DOCUMENTO DE ORIGEM:
● ● ● ● ● ● ●
DIVERSIDADE – Perereca agora descoberta: menos de 3 centímetros (Philip J. R. Kok/)

Datam do início do século XIX as primeiras expedições científicas à Amazônia. Um dos pioneiros foi o botânico alemão Carl Friedrich Philipp von Martius (1794-1868), que, ao longo de três anos de viagens pelo Brasil, realizadas entre 1817 e 1820, catalogou espécies e fez coletas no bioma da região. O trabalho, em parceria com outros especialistas, resultou, por exemplo, nos quarenta volumes da obra Flora Brasiliensis, na qual são descritas 20 000 plantas. Passados dois séculos do início da expedição do cientista germânico, sabe-se da existência de 40 000 espécies vegetais e estima-se que haja 2 milhões de tipos de animal na Amazônia. Os números robustos da flora e da fauna da região já davam a impressão de que pouca novidade poderia surgir naquele hábitat. Engano. Um novo estudo da WWF, ONG ambientalista de alcance global que tem se revelado uma das mais atuantes contra o decreto que extingue a Renca, apontou a existência de nada menos do que 381 novas espécies de planta e animal vertebrado.
● ● ● ● ● ● ●
DADOS FORNECIDOS:
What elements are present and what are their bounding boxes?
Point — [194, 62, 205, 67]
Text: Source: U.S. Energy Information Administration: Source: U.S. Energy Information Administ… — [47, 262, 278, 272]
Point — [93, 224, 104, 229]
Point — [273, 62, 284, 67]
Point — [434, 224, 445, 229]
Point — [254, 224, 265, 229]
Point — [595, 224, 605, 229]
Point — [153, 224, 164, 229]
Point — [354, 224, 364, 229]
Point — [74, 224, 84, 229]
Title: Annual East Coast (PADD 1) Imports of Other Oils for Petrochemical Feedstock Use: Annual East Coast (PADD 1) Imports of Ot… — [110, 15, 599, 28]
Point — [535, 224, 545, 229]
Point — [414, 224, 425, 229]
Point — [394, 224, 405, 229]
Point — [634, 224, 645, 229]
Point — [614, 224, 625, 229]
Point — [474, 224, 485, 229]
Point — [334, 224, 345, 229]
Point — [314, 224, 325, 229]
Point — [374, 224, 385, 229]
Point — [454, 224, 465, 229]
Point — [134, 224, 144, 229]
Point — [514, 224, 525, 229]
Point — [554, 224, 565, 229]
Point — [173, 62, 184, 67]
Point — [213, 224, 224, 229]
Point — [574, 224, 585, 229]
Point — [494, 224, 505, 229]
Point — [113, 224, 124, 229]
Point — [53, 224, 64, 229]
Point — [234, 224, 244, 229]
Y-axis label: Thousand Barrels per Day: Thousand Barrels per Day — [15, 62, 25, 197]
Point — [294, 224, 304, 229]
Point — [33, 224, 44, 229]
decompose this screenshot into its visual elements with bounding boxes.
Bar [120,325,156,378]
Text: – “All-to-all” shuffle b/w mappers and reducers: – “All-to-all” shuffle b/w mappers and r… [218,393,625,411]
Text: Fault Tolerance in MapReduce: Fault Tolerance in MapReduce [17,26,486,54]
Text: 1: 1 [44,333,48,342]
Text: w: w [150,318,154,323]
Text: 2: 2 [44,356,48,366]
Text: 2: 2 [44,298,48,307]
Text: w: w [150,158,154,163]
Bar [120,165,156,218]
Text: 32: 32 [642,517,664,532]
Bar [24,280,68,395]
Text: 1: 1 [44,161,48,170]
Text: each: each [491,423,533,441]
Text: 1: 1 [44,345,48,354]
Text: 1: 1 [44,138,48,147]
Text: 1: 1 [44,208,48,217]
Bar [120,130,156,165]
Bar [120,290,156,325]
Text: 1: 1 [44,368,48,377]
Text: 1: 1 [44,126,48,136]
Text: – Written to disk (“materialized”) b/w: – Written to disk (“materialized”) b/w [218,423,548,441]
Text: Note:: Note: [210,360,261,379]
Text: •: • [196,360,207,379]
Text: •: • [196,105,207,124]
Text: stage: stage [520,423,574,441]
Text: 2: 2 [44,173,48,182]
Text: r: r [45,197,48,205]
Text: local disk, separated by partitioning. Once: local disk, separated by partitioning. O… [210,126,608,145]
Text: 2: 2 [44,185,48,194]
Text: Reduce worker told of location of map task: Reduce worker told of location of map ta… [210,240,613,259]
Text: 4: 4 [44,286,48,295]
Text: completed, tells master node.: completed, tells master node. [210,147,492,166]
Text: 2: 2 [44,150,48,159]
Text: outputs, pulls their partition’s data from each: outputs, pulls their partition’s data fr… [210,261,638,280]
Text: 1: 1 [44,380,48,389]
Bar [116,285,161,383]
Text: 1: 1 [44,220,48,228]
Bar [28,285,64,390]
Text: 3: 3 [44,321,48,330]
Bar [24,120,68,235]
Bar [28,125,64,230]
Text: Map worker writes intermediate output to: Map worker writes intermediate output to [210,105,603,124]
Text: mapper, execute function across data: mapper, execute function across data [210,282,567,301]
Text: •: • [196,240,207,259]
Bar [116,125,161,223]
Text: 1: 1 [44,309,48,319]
● ● ● ● ● ● ●
SUAS INSTRUÇÕES: Dê continuidade ao texto sobre as novas espécies descobertas na Amazônia, começando logo após a última frase.

CAMPO DE RESPOSTA:
No relatório, divulgado na quar­ta-feira 30, às vésperas do Dia da Amazônia, comemorado em 5 de setembro, foram catalogados 216 vegetais, 93 peixes, 32 anfíbios, vinte mamíferos, dezenove répteis e uma ave. Segundo a WWF, descobriu-se uma espécie a cada dois dias de trabalho, entre janeiro de 2014 e dezembro de 2015. Entre os achados, há, por exemplo, um novo boto, o Inia araguaiaensis, agora apelidado de boto-ver­melho, cujo nome científico homenageia o Rio Araguaia. Outras descobertas foram o macaco-rabo-de-fo­go e a perereca Pristimantis jamescameroni, que tem menos de 3 centímetros de comprimento, cor laranja e vive na parte venezuelana da floresta. Na Renca, há duas das novas espécies, os peixes Cyphocharax aninha, de 3,9 centímetros, e Hypomasticus lineomaculatus, de 6,3 centímetros, ambos endêmicos do Rio Jari, no Pará. O espantoso: calcula-se que 40% dos peixes e 70% dos insetos que fazem da Amazônia seu hábitat ainda não foram registrados.